**Supplied text**
Reviewed: 18 May 2010 by Jon
Light, breathable, one of the few helmet-compatible, wind-resistant tops out there, wicks well too.
Cut is narrow across shoulders and chest, definitely one to try before buying.

New for 2010, Rab's Alpine Pull-on is either an ultra-lightweight soft shell top or a medium-weight highly wind resistant one depending on how you look at it. But what you really need to know is that it's one of the few mountain wind tops out there that is both lightweight and helmet compatible.

Technical Lowdown

Don't be confused by the 'Pertex' label on the material, Equilibrium differs from the brands usual fully windproof fabrics in that it's designed to wick moisture thanks to a denier gradient structure which moves moistures outwards across the material.

**Stored data**
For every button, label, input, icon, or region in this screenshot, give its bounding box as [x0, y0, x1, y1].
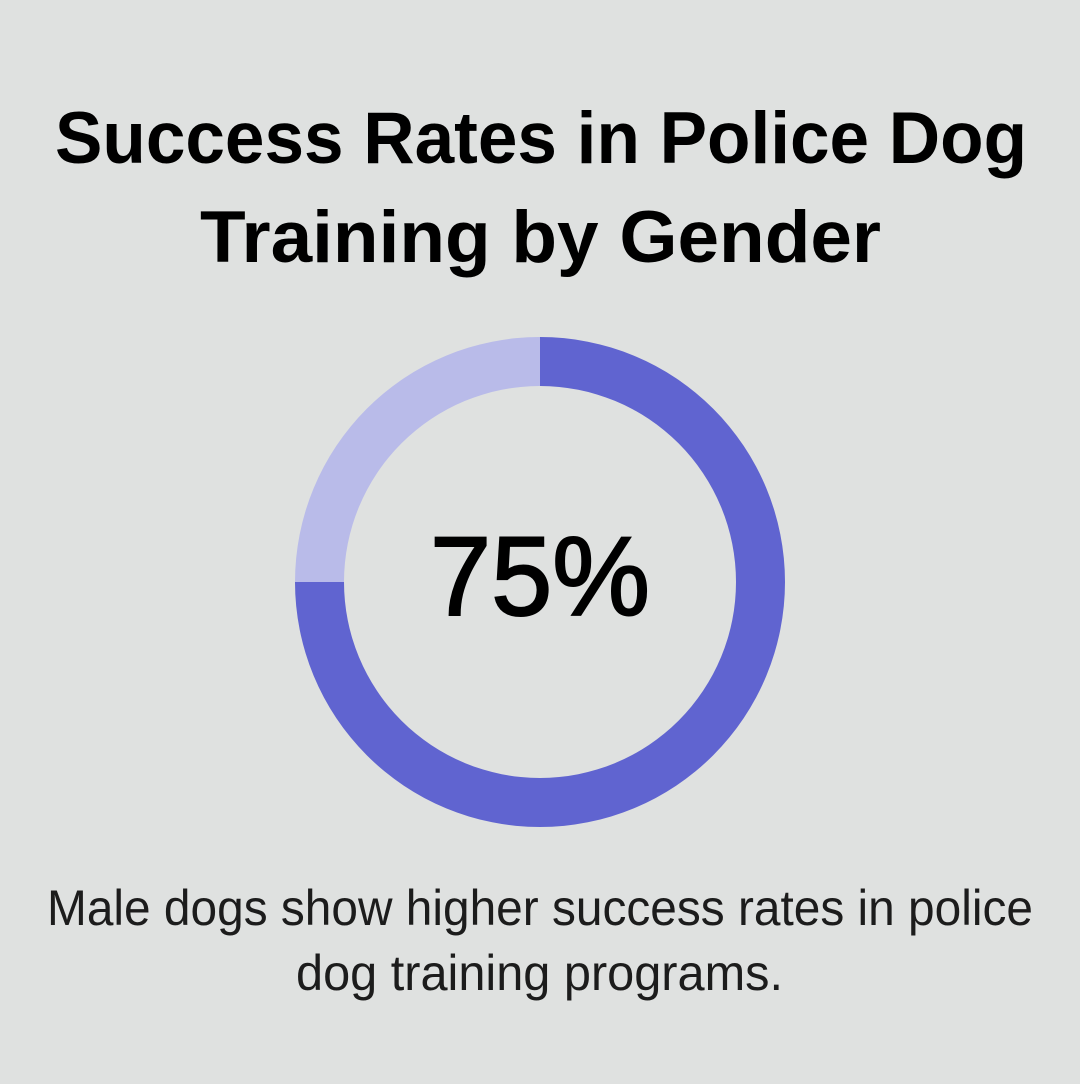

**The exercise**
In the review of Rab's Alpine Pull-on, list each good point named in the sentence that starts "Light, breathable".

**The reply**
- Light
- Breathable
- Helmet-compatible
- Wind-resistant
- Wicks well